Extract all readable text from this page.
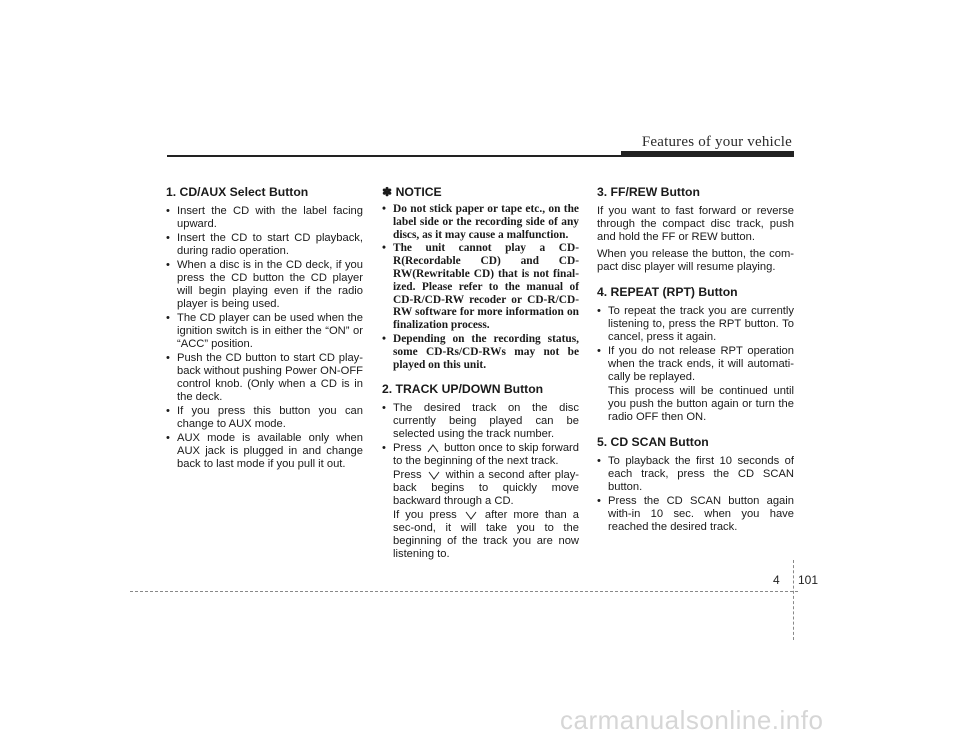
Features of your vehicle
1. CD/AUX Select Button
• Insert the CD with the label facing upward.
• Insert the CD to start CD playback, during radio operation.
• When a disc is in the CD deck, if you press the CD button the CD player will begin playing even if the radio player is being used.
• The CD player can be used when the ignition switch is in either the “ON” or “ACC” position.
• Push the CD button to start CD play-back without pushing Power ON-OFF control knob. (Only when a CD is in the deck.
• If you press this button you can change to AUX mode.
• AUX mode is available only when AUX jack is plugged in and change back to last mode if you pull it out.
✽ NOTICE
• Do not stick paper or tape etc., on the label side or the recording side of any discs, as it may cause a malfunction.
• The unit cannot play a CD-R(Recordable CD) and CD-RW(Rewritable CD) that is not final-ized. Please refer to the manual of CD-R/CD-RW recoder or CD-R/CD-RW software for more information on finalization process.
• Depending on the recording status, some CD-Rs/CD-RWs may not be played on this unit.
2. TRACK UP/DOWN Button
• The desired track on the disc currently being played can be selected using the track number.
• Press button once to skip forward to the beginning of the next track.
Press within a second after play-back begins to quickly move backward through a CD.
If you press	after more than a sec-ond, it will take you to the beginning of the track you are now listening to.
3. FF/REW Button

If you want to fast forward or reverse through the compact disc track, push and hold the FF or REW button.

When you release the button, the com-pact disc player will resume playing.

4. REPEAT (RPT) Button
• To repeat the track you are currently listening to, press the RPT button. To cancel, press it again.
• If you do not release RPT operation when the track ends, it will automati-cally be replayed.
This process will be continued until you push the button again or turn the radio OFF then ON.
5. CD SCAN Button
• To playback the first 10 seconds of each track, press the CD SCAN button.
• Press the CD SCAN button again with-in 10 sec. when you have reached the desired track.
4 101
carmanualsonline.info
----
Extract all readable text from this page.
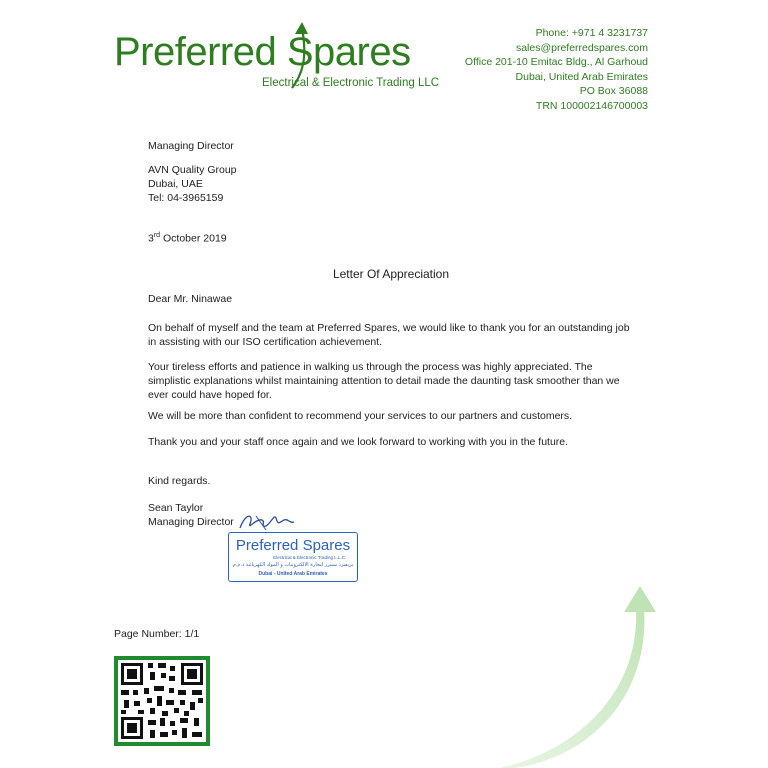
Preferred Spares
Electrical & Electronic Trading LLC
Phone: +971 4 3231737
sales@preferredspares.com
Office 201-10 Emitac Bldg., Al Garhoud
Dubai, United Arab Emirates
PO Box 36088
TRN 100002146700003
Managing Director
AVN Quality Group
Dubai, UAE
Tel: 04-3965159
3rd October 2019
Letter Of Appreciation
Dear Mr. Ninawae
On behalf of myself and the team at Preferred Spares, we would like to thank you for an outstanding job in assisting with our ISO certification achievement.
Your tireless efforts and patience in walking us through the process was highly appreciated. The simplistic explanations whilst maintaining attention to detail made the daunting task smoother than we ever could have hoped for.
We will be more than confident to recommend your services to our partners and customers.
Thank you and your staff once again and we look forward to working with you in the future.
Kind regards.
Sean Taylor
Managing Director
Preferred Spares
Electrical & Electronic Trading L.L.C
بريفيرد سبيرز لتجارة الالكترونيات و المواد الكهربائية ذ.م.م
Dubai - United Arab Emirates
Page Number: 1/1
----
## GOAL
Using the material above, gather every line that includes "will".

## REPLY TO THE EXERCISE
• When a disc is in the CD deck, if you press the CD button the CD player will begin playing even if the radio player is being used.
If you press	after more than a sec-ond, it will take you to the beginning of the track you are now listening to.
When you release the button, the com-pact disc player will resume playing.
• If you do not release RPT operation when the track ends, it will automati-cally be replayed.
This process will be continued until you push the button again or turn the radio OFF then ON.
We will be more than confident to recommend your services to our partners and customers.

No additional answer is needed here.